▶ [Data to use]:
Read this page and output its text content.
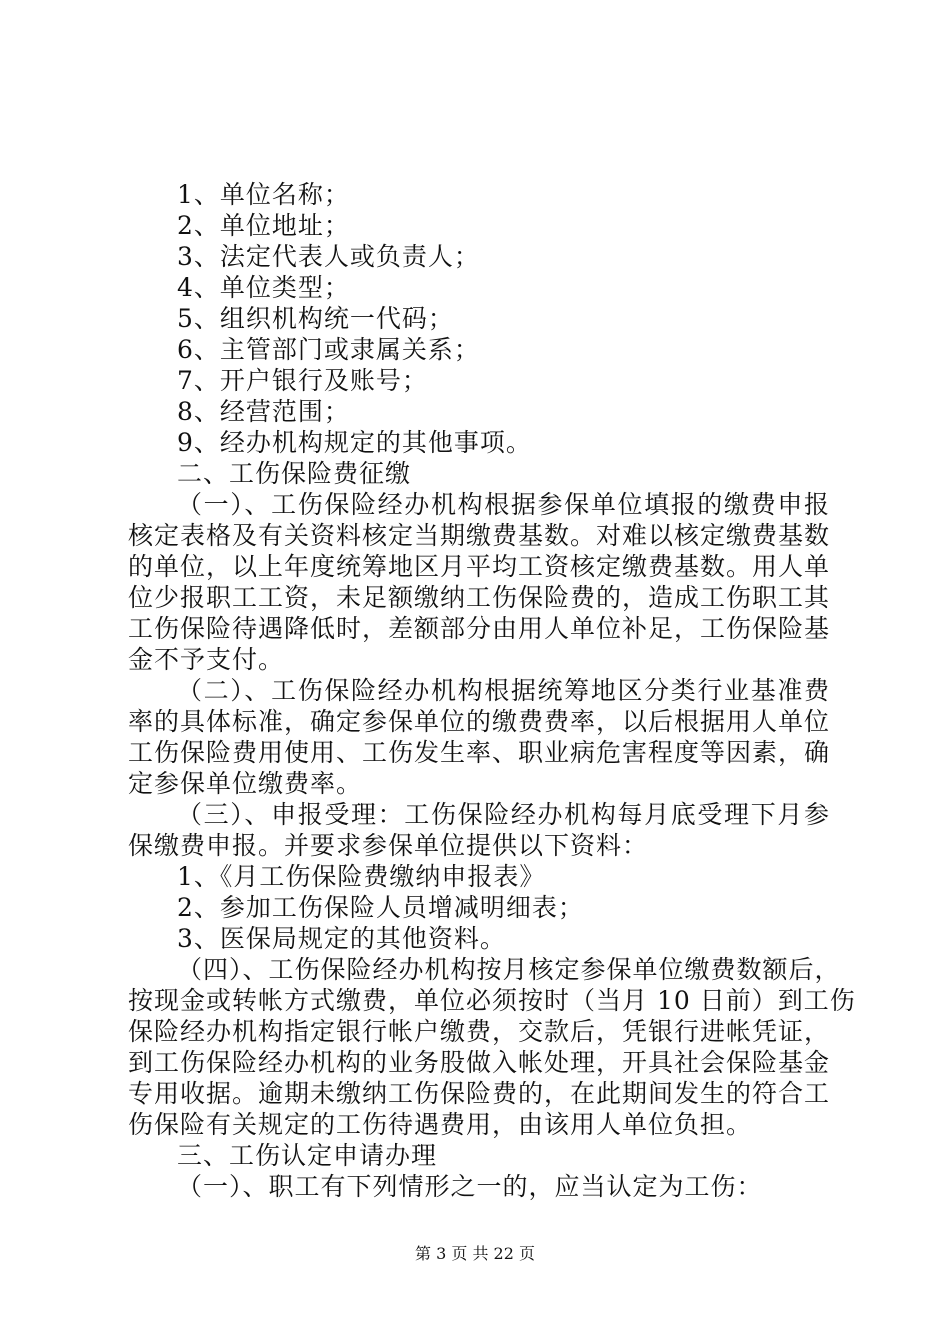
1、单位名称；
2、单位地址；
3、法定代表人或负责人；
4、单位类型；
5、组织机构统一代码；
6、主管部门或隶属关系；
7、开户银行及账号；
8、经营范围；
9、经办机构规定的其他事项。
二、工伤保险费征缴
（一）、工伤保险经办机构根据参保单位填报的缴费申报
核定表格及有关资料核定当期缴费基数。对难以核定缴费基数
的单位，以上年度统筹地区月平均工资核定缴费基数。用人单
位少报职工工资，未足额缴纳工伤保险费的，造成工伤职工其
工伤保险待遇降低时，差额部分由用人单位补足，工伤保险基
金不予支付。
（二）、工伤保险经办机构根据统筹地区分类行业基准费
率的具体标准，确定参保单位的缴费费率，以后根据用人单位
工伤保险费用使用、工伤发生率、职业病危害程度等因素，确
定参保单位缴费率。
（三）、申报受理：工伤保险经办机构每月底受理下月参
保缴费申报。并要求参保单位提供以下资料：
1、《月工伤保险费缴纳申报表》
2、参加工伤保险人员增减明细表；
3、医保局规定的其他资料。
（四）、工伤保险经办机构按月核定参保单位缴费数额后，
按现金或转帐方式缴费，单位必须按时（当月 10 日前）到工伤
保险经办机构指定银行帐户缴费，交款后，凭银行进帐凭证，
到工伤保险经办机构的业务股做入帐处理，开具社会保险基金
专用收据。逾期未缴纳工伤保险费的，在此期间发生的符合工
伤保险有关规定的工伤待遇费用，由该用人单位负担。
三、工伤认定申请办理
（一）、职工有下列情形之一的，应当认定为工伤：
第 3 页 共 22 页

▶ [Instructions for the task]:
Repeat the material above verbatim. Leave the pictures behind.

▶ [Answer to this task]:
Read this page and output its text content.
1、单位名称；
2、单位地址；
3、法定代表人或负责人；
4、单位类型；
5、组织机构统一代码；
6、主管部门或隶属关系；
7、开户银行及账号；
8、经营范围；
9、经办机构规定的其他事项。
二、工伤保险费征缴
（一）、工伤保险经办机构根据参保单位填报的缴费申报
核定表格及有关资料核定当期缴费基数。对难以核定缴费基数
的单位，以上年度统筹地区月平均工资核定缴费基数。用人单
位少报职工工资，未足额缴纳工伤保险费的，造成工伤职工其
工伤保险待遇降低时，差额部分由用人单位补足，工伤保险基
金不予支付。
（二）、工伤保险经办机构根据统筹地区分类行业基准费
率的具体标准，确定参保单位的缴费费率，以后根据用人单位
工伤保险费用使用、工伤发生率、职业病危害程度等因素，确
定参保单位缴费率。
（三）、申报受理：工伤保险经办机构每月底受理下月参
保缴费申报。并要求参保单位提供以下资料：
1、《月工伤保险费缴纳申报表》
2、参加工伤保险人员增减明细表；
3、医保局规定的其他资料。
（四）、工伤保险经办机构按月核定参保单位缴费数额后，
按现金或转帐方式缴费，单位必须按时（当月 10 日前）到工伤
保险经办机构指定银行帐户缴费，交款后，凭银行进帐凭证，
到工伤保险经办机构的业务股做入帐处理，开具社会保险基金
专用收据。逾期未缴纳工伤保险费的，在此期间发生的符合工
伤保险有关规定的工伤待遇费用，由该用人单位负担。
三、工伤认定申请办理
（一）、职工有下列情形之一的，应当认定为工伤：
第 3 页 共 22 页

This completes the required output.